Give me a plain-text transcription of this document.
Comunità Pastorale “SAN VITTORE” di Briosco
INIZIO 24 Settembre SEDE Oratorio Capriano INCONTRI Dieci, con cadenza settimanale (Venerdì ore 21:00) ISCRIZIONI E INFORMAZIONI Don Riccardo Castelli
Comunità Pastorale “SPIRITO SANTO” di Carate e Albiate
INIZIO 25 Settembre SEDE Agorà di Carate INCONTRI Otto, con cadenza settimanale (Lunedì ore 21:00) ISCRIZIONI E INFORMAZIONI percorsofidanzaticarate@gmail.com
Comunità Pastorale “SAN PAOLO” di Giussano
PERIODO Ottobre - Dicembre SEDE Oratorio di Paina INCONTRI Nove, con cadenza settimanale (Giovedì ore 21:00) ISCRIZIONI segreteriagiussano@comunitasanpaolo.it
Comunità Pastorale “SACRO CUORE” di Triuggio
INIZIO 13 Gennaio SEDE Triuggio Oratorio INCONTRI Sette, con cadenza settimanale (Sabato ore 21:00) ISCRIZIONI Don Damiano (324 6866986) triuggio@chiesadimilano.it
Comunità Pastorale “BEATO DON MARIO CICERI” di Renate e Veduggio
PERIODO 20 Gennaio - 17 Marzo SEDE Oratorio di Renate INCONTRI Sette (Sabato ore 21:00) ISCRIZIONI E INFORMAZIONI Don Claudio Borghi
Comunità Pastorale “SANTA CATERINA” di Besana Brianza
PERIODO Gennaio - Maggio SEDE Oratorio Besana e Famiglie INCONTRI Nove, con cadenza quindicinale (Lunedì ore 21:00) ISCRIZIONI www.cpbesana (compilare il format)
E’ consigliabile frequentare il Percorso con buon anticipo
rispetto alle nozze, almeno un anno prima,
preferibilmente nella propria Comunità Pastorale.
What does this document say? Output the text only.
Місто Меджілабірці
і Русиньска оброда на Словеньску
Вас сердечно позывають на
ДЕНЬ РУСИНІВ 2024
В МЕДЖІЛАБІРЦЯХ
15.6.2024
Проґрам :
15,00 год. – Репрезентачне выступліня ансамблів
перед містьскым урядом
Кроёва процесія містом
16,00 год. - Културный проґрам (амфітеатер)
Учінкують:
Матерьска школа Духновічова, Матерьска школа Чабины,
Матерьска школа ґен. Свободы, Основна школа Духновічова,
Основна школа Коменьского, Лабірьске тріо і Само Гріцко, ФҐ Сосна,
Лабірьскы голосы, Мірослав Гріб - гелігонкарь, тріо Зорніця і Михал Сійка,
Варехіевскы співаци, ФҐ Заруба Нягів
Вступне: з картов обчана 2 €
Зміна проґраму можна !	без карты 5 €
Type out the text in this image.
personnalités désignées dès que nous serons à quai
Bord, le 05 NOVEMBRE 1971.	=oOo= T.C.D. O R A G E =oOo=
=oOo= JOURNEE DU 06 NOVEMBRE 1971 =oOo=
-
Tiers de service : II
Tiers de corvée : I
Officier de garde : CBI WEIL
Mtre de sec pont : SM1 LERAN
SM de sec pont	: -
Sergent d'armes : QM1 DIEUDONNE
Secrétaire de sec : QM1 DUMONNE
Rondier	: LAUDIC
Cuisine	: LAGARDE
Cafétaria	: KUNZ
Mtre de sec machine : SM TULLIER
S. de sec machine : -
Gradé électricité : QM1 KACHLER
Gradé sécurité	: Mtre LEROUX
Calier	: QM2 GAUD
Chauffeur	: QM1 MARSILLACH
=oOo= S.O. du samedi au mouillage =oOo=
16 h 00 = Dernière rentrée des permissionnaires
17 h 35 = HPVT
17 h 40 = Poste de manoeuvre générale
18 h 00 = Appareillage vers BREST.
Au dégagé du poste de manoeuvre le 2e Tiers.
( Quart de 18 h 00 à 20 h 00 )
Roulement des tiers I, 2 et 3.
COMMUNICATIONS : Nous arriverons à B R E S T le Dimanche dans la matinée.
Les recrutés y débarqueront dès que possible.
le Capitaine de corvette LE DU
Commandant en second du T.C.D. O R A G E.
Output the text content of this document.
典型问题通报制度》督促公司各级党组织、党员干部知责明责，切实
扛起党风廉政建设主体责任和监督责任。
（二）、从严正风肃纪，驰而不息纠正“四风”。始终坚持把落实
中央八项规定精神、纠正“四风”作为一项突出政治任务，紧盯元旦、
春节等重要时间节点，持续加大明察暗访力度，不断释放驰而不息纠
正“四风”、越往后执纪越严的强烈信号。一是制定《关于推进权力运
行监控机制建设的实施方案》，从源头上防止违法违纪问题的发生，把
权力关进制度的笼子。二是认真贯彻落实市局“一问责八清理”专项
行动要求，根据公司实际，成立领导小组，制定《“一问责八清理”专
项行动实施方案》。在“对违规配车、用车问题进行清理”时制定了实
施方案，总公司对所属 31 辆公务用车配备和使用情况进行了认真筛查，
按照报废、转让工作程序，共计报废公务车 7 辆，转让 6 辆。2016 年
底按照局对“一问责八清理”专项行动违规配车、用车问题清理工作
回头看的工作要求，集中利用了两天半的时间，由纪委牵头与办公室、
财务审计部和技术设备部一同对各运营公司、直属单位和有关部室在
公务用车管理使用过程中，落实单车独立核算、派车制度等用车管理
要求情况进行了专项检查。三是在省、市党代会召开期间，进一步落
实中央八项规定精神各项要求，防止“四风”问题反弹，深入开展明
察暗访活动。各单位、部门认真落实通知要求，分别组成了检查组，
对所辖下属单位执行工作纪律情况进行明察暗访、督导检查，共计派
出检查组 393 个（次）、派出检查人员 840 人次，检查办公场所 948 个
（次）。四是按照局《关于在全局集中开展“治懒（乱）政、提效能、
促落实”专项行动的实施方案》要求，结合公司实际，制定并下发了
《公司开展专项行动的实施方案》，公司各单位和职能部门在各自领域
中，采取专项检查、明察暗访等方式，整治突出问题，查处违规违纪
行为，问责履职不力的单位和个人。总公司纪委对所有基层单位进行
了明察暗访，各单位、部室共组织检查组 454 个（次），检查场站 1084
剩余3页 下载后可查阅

▬▬▬

The exercise ▸
What needs duplicating is the run of lines from the one containing "Output the text content of this document." through the last line of the entries above, exact and complete.

Output for this exercise ▸
Output the text content of this document.
典型问题通报制度》督促公司各级党组织、党员干部知责明责，切实
扛起党风廉政建设主体责任和监督责任。
（二）、从严正风肃纪，驰而不息纠正“四风”。始终坚持把落实
中央八项规定精神、纠正“四风”作为一项突出政治任务，紧盯元旦、
春节等重要时间节点，持续加大明察暗访力度，不断释放驰而不息纠
正“四风”、越往后执纪越严的强烈信号。一是制定《关于推进权力运
行监控机制建设的实施方案》，从源头上防止违法违纪问题的发生，把
权力关进制度的笼子。二是认真贯彻落实市局“一问责八清理”专项
行动要求，根据公司实际，成立领导小组，制定《“一问责八清理”专
项行动实施方案》。在“对违规配车、用车问题进行清理”时制定了实
施方案，总公司对所属 31 辆公务用车配备和使用情况进行了认真筛查，
按照报废、转让工作程序，共计报废公务车 7 辆，转让 6 辆。2016 年
底按照局对“一问责八清理”专项行动违规配车、用车问题清理工作
回头看的工作要求，集中利用了两天半的时间，由纪委牵头与办公室、
财务审计部和技术设备部一同对各运营公司、直属单位和有关部室在
公务用车管理使用过程中，落实单车独立核算、派车制度等用车管理
要求情况进行了专项检查。三是在省、市党代会召开期间，进一步落
实中央八项规定精神各项要求，防止“四风”问题反弹，深入开展明
察暗访活动。各单位、部门认真落实通知要求，分别组成了检查组，
对所辖下属单位执行工作纪律情况进行明察暗访、督导检查，共计派
出检查组 393 个（次）、派出检查人员 840 人次，检查办公场所 948 个
（次）。四是按照局《关于在全局集中开展“治懒（乱）政、提效能、
促落实”专项行动的实施方案》要求，结合公司实际，制定并下发了
《公司开展专项行动的实施方案》，公司各单位和职能部门在各自领域
中，采取专项检查、明察暗访等方式，整治突出问题，查处违规违纪
行为，问责履职不力的单位和个人。总公司纪委对所有基层单位进行
了明察暗访，各单位、部室共组织检查组 454 个（次），检查场站 1084
剩余3页 下载后可查阅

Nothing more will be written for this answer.